Written task ->
Retype every entry in its entirety, without alteration.

-=-=-=-=-

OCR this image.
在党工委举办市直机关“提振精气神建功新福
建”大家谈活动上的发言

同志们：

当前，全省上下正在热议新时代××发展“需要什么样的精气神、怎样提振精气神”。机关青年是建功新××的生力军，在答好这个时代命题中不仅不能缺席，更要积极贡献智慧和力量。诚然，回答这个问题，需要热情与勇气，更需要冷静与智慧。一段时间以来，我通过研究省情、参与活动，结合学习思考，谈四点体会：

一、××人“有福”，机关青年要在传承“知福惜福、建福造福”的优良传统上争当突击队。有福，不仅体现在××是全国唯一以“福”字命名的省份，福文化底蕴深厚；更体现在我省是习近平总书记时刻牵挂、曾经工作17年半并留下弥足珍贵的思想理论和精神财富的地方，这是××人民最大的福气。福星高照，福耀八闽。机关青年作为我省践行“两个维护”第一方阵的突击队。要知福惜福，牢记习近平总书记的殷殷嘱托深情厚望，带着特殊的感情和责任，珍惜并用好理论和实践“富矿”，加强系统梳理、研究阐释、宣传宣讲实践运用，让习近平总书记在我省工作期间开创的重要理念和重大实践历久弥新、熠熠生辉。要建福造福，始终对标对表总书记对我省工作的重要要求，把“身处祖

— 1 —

-=-=-=-=-

The output ->
OCR this image.
在党工委举办市直机关“提振精气神建功新福
建”大家谈活动上的发言

同志们：

当前，全省上下正在热议新时代××发展“需要什么样的精气神、怎样提振精气神”。机关青年是建功新××的生力军，在答好这个时代命题中不仅不能缺席，更要积极贡献智慧和力量。诚然，回答这个问题，需要热情与勇气，更需要冷静与智慧。一段时间以来，我通过研究省情、参与活动，结合学习思考，谈四点体会：

一、××人“有福”，机关青年要在传承“知福惜福、建福造福”的优良传统上争当突击队。有福，不仅体现在××是全国唯一以“福”字命名的省份，福文化底蕴深厚；更体现在我省是习近平总书记时刻牵挂、曾经工作17年半并留下弥足珍贵的思想理论和精神财富的地方，这是××人民最大的福气。福星高照，福耀八闽。机关青年作为我省践行“两个维护”第一方阵的突击队。要知福惜福，牢记习近平总书记的殷殷嘱托深情厚望，带着特殊的感情和责任，珍惜并用好理论和实践“富矿”，加强系统梳理、研究阐释、宣传宣讲实践运用，让习近平总书记在我省工作期间开创的重要理念和重大实践历久弥新、熠熠生辉。要建福造福，始终对标对表总书记对我省工作的重要要求，把“身处祖

— 1 —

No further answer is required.